Answer with one number: how many lines have "What".

---------- Stored records ----------

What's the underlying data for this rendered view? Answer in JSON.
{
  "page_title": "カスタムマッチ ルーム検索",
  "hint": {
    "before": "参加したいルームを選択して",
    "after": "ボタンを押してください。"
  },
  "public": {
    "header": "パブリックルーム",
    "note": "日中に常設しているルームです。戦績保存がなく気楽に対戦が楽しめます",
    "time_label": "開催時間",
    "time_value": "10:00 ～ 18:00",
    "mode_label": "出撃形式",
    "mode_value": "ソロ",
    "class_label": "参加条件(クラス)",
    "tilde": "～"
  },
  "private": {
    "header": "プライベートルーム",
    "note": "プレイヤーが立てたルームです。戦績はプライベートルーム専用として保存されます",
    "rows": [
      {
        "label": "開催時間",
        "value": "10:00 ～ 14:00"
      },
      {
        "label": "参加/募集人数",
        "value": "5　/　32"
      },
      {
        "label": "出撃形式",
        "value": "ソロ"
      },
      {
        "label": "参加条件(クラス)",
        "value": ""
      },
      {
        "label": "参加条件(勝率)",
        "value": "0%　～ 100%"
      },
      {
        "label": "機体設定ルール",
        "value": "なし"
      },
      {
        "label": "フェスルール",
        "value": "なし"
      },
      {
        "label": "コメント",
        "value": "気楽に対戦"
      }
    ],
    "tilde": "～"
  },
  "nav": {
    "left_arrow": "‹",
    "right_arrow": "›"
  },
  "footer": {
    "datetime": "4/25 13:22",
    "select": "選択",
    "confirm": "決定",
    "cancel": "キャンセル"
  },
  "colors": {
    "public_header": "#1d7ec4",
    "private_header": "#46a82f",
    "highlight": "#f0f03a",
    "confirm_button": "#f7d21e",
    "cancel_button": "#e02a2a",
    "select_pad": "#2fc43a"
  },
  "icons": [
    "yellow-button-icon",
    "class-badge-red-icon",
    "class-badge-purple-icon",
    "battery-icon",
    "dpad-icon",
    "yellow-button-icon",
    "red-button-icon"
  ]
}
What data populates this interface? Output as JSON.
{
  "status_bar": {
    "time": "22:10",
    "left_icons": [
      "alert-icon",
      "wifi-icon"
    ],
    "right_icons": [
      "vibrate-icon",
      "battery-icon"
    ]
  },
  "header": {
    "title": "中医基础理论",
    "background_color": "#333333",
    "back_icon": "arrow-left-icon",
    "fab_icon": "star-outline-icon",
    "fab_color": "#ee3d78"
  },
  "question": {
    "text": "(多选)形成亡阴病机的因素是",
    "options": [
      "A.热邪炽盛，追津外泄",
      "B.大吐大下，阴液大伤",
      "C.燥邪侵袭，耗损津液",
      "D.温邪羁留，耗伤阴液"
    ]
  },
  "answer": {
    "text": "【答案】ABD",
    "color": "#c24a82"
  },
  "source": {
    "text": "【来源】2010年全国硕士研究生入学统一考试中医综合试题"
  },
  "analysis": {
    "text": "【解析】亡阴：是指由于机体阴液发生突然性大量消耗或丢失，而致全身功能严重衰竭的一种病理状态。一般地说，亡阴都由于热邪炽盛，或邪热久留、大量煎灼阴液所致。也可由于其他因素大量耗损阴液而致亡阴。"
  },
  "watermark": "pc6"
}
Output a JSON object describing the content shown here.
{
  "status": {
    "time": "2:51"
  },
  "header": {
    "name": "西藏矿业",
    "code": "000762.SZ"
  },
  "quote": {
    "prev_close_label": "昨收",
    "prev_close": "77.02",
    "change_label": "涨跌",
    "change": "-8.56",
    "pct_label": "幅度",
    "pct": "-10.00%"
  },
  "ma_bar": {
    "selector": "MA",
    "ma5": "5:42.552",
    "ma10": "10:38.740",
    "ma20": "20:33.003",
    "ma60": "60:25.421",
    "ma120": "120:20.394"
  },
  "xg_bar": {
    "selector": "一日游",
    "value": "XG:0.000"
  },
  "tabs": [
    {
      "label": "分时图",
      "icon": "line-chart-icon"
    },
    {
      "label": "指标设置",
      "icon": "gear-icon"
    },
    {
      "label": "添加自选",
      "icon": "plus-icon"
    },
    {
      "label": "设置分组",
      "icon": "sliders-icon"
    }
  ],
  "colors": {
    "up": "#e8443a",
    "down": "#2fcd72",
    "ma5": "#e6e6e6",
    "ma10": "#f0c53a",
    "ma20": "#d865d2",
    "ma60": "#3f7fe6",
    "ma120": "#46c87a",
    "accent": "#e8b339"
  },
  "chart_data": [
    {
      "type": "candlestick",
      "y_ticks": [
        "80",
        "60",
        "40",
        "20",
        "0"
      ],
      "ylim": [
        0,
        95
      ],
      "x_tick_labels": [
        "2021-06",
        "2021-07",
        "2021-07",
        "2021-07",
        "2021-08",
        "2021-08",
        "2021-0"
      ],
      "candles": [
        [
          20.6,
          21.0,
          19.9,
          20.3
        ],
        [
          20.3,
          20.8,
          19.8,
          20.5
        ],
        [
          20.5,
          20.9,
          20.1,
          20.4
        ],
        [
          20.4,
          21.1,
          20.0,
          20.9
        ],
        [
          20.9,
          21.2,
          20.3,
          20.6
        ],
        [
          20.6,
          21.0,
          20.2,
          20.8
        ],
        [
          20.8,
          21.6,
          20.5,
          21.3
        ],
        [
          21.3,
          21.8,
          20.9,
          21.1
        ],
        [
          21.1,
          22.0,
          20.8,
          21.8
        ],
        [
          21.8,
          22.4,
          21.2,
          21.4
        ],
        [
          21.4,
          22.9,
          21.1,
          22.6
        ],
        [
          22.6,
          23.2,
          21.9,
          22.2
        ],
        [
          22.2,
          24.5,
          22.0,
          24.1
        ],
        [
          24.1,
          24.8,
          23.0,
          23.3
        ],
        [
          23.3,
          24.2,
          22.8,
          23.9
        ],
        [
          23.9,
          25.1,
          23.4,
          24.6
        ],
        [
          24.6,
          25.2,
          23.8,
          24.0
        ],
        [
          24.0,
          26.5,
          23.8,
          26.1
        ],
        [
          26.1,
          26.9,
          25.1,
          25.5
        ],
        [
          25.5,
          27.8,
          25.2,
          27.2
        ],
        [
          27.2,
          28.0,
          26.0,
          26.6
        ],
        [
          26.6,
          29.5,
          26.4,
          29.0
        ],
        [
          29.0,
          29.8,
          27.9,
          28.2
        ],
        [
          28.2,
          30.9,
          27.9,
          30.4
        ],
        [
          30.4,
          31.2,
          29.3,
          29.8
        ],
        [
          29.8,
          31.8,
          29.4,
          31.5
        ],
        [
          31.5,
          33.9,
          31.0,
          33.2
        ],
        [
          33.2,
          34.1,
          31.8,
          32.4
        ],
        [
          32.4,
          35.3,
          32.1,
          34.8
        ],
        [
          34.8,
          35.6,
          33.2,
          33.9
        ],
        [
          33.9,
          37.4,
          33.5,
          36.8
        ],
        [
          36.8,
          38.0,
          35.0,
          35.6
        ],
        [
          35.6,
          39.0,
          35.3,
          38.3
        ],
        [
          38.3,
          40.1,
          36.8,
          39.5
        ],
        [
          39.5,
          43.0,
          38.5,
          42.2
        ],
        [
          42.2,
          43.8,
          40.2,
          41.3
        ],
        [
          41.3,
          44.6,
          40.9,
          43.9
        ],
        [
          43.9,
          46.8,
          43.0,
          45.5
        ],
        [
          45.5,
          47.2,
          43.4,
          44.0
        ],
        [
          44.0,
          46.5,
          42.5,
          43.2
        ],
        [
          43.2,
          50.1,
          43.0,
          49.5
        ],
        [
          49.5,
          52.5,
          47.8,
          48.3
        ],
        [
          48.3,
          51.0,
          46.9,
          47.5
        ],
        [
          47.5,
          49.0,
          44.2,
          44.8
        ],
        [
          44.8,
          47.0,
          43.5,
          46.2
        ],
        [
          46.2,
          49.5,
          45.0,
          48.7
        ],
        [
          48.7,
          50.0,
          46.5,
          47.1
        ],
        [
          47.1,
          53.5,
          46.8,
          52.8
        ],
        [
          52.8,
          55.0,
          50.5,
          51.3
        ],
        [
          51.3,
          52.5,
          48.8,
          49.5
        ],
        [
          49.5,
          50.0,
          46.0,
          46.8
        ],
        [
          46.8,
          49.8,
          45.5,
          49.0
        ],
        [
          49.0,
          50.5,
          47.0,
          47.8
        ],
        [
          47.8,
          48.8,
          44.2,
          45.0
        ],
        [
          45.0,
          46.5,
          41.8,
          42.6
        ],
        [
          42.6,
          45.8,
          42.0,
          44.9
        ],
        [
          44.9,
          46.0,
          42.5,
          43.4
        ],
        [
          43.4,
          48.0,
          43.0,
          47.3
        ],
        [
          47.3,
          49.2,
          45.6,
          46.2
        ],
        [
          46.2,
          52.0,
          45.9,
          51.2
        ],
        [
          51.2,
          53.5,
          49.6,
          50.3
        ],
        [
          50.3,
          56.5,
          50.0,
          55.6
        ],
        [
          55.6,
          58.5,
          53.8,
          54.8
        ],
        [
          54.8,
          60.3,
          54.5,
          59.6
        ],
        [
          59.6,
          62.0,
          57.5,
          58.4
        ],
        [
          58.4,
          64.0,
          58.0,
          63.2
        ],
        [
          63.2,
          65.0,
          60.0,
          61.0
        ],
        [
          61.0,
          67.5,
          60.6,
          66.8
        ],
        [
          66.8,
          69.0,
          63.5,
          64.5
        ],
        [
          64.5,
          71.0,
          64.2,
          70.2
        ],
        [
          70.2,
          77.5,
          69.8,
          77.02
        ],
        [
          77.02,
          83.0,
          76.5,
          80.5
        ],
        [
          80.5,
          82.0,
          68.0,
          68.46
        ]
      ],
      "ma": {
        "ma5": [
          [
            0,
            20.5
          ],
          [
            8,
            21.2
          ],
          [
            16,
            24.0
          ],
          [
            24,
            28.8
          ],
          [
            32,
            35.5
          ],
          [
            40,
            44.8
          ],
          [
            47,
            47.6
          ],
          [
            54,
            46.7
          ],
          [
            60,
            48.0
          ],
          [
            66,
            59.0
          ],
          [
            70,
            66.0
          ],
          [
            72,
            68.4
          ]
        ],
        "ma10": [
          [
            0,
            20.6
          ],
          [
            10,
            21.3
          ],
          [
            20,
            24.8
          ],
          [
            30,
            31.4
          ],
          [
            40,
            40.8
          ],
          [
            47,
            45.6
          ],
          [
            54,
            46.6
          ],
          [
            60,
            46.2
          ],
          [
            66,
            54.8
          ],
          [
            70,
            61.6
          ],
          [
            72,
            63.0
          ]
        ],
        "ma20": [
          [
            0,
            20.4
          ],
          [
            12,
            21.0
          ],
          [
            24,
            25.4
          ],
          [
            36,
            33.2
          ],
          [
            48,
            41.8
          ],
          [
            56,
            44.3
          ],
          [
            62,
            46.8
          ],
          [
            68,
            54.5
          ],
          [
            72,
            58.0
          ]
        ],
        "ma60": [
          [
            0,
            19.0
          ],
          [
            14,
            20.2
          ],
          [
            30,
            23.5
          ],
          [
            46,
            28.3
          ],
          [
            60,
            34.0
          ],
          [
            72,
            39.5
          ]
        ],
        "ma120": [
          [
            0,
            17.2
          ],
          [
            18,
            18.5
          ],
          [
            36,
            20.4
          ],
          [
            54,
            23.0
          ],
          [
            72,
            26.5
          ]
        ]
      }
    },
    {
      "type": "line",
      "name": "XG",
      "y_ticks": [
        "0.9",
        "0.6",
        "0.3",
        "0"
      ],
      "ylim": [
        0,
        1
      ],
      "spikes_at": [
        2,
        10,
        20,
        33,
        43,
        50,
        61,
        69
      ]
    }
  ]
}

----------

Solved problem = 2